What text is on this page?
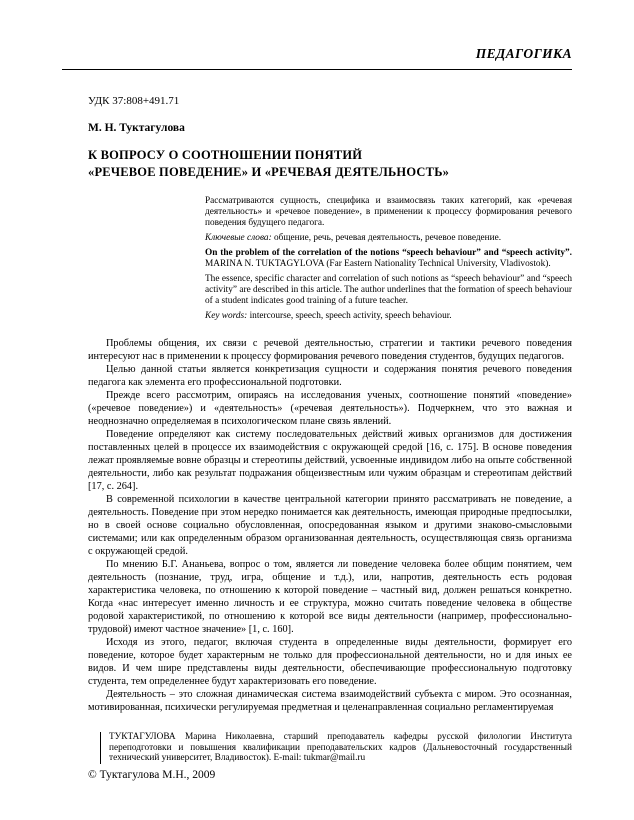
ПЕДАГОГИКА
УДК 37:808+491.71
М. Н. Туктагулова
К ВОПРОСУ О СООТНОШЕНИИ ПОНЯТИЙ
«РЕЧЕВОЕ ПОВЕДЕНИЕ» И «РЕЧЕВАЯ ДЕЯТЕЛЬНОСТЬ»

Рассматриваются сущность, специфика и взаимосвязь таких категорий, как «речевая деятельность» и «речевое поведение», в применении к процессу формирования речевого поведения будущего педагога.

Ключевые слова: общение, речь, речевая деятельность, речевое поведение.

On the problem of the correlation of the notions “speech behaviour” and “speech activity”. MARINA N. TUKTAGYLOVA (Far Eastern Nationality Technical University, Vladivostok).

The essence, specific character and correlation of such notions as “speech behaviour” and “speech activity” are described in this article. The author underlines that the formation of speech behaviour of a student indicates good training of a future teacher.

Key words: intercourse, speech, speech activity, speech behaviour.

Проблемы общения, их связи с речевой деятельностью, стратегии и тактики речевого поведения интересуют нас в применении к процессу формирования речевого поведения студентов, будущих педагогов.

Целью данной статьи является конкретизация сущности и содержания понятия речевого поведения педагога как элемента его профессиональной подготовки.

Прежде всего рассмотрим, опираясь на исследования ученых, соотношение понятий «поведение» («речевое поведение») и «деятельность» («речевая деятельность»). Подчеркнем, что это важная и неоднозначно определяемая в психологическом плане связь явлений.

Поведение определяют как систему последовательных действий живых организмов для достижения поставленных целей в процессе их взаимодействия с окружающей средой [16, с. 175]. В основе поведения лежат проявляемые вовне образцы и стереотипы действий, усвоенные индивидом либо на опыте собственной деятельности, либо как результат подражания общеизвестным или чужим образцам и стереотипам действий [17, с. 264].

В современной психологии в качестве центральной категории принято рассматривать не поведение, а деятельность. Поведение при этом нередко понимается как деятельность, имеющая природные предпосылки, но в своей основе социально обусловленная, опосредованная языком и другими знаково-смысловыми системами; или как определенным образом организованная деятельность, осуществляющая связь организма с окружающей средой.

По мнению Б.Г. Ананьева, вопрос о том, является ли поведение человека более общим понятием, чем деятельность (познание, труд, игра, общение и т.д.), или, напротив, деятельность есть родовая характеристика человека, по отношению к которой поведение – частный вид, должен решаться конкретно. Когда «нас интересует именно личность и ее структура, можно считать поведение человека в обществе родовой характеристикой, по отношению к которой все виды деятельности (например, профессионально-трудовой) имеют частное значение» [1, с. 160].

Исходя из этого, педагог, включая студента в определенные виды деятельности, формирует его поведение, которое будет характерным не только для профессиональной деятельности, но и для иных ее видов. И чем шире представлены виды деятельности, обеспечивающие профессиональную подготовку студента, тем определеннее будут характеризовать его поведение.

Деятельность – это сложная динамическая система взаимодействий субъекта с миром. Это осознанная, мотивированная, психически регулируемая предметная и целенаправленная социально регламентируемая

ТУКТАГУЛОВА Марина Николаевна, старший преподаватель кафедры русской филологии Института переподготовки и повышения квалификации преподавательских кадров (Дальневосточный государственный технический университет, Владивосток). E-mail: tukmar@mail.ru

© Туктагулова М.Н., 2009
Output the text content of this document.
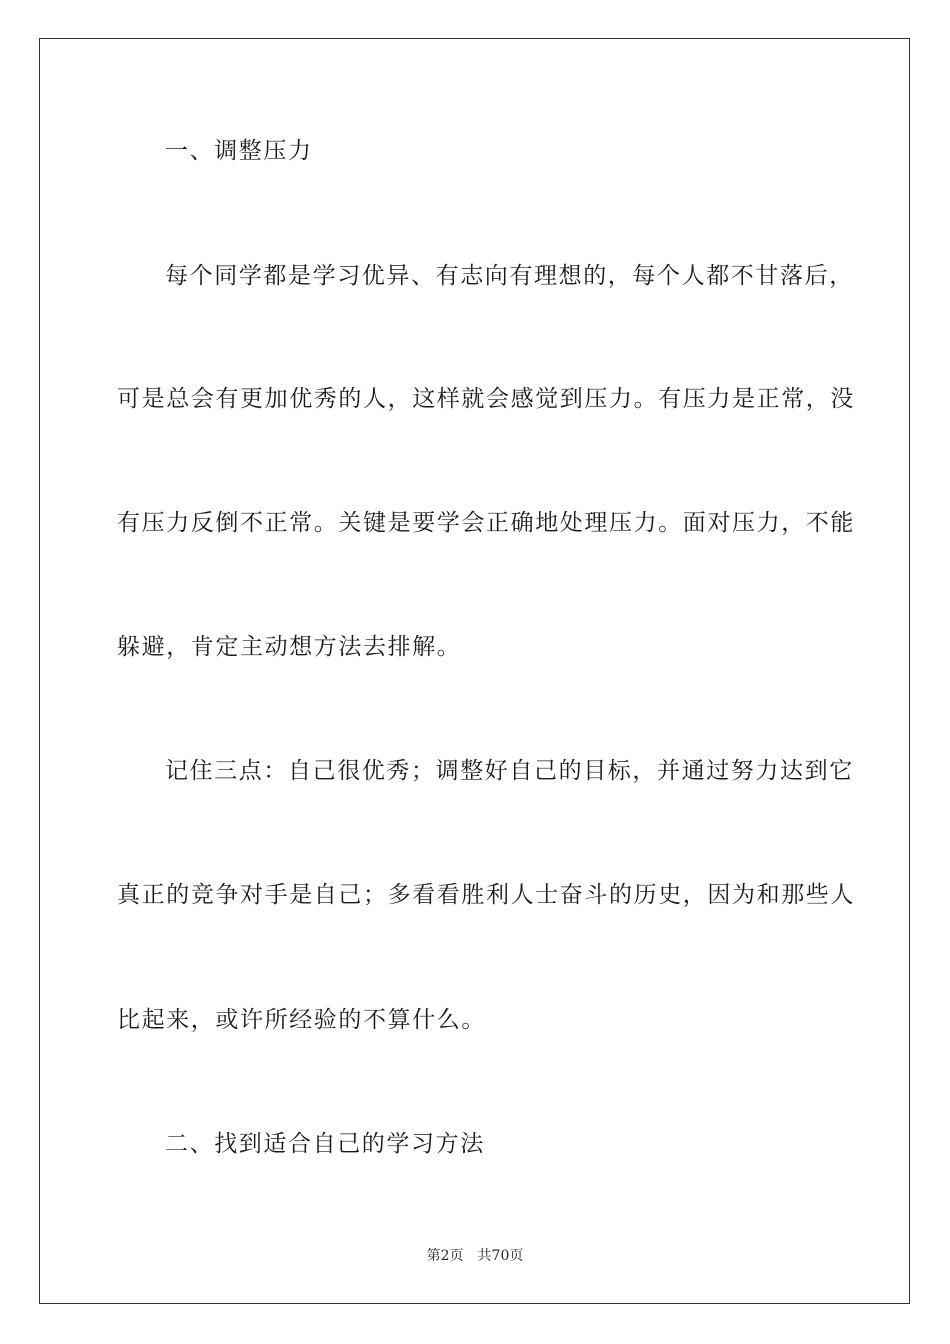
一、调整压力
每个同学都是学习优异、有志向有理想的，每个人都不甘落后，
可是总会有更加优秀的人，这样就会感觉到压力。有压力是正常，没
有压力反倒不正常。关键是要学会正确地处理压力。面对压力，不能
躲避，肯定主动想方法去排解。
记住三点：自己很优秀；调整好自己的目标，并通过努力达到它
真正的竞争对手是自己；多看看胜利人士奋斗的历史，因为和那些人
比起来，或许所经验的不算什么。
二、找到适合自己的学习方法
第2页 共70页
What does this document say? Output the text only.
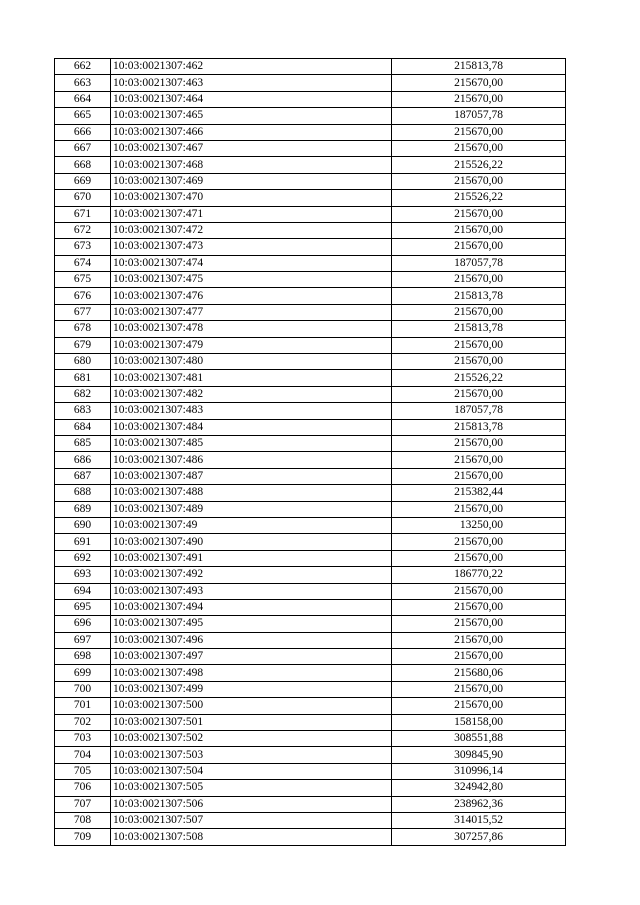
662	10:03:0021307:462	215813,78
663	10:03:0021307:463	215670,00
664	10:03:0021307:464	215670,00
665	10:03:0021307:465	187057,78
666	10:03:0021307:466	215670,00
667	10:03:0021307:467	215670,00
668	10:03:0021307:468	215526,22
669	10:03:0021307:469	215670,00
670	10:03:0021307:470	215526,22
671	10:03:0021307:471	215670,00
672	10:03:0021307:472	215670,00
673	10:03:0021307:473	215670,00
674	10:03:0021307:474	187057,78
675	10:03:0021307:475	215670,00
676	10:03:0021307:476	215813,78
677	10:03:0021307:477	215670,00
678	10:03:0021307:478	215813,78
679	10:03:0021307:479	215670,00
680	10:03:0021307:480	215670,00
681	10:03:0021307:481	215526,22
682	10:03:0021307:482	215670,00
683	10:03:0021307:483	187057,78
684	10:03:0021307:484	215813,78
685	10:03:0021307:485	215670,00
686	10:03:0021307:486	215670,00
687	10:03:0021307:487	215670,00
688	10:03:0021307:488	215382,44
689	10:03:0021307:489	215670,00
690	10:03:0021307:49	13250,00
691	10:03:0021307:490	215670,00
692	10:03:0021307:491	215670,00
693	10:03:0021307:492	186770,22
694	10:03:0021307:493	215670,00
695	10:03:0021307:494	215670,00
696	10:03:0021307:495	215670,00
697	10:03:0021307:496	215670,00
698	10:03:0021307:497	215670,00
699	10:03:0021307:498	215680,06
700	10:03:0021307:499	215670,00
701	10:03:0021307:500	215670,00
702	10:03:0021307:501	158158,00
703	10:03:0021307:502	308551,88
704	10:03:0021307:503	309845,90
705	10:03:0021307:504	310996,14
706	10:03:0021307:505	324942,80
707	10:03:0021307:506	238962,36
708	10:03:0021307:507	314015,52
709	10:03:0021307:508	307257,86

+ + + + + + +

» TO BE DONE
Show every line in the records above that contains the word "What".

» ANSWER TO THE PROBLEM
What text is on this page?
What does this document say? Output the text only.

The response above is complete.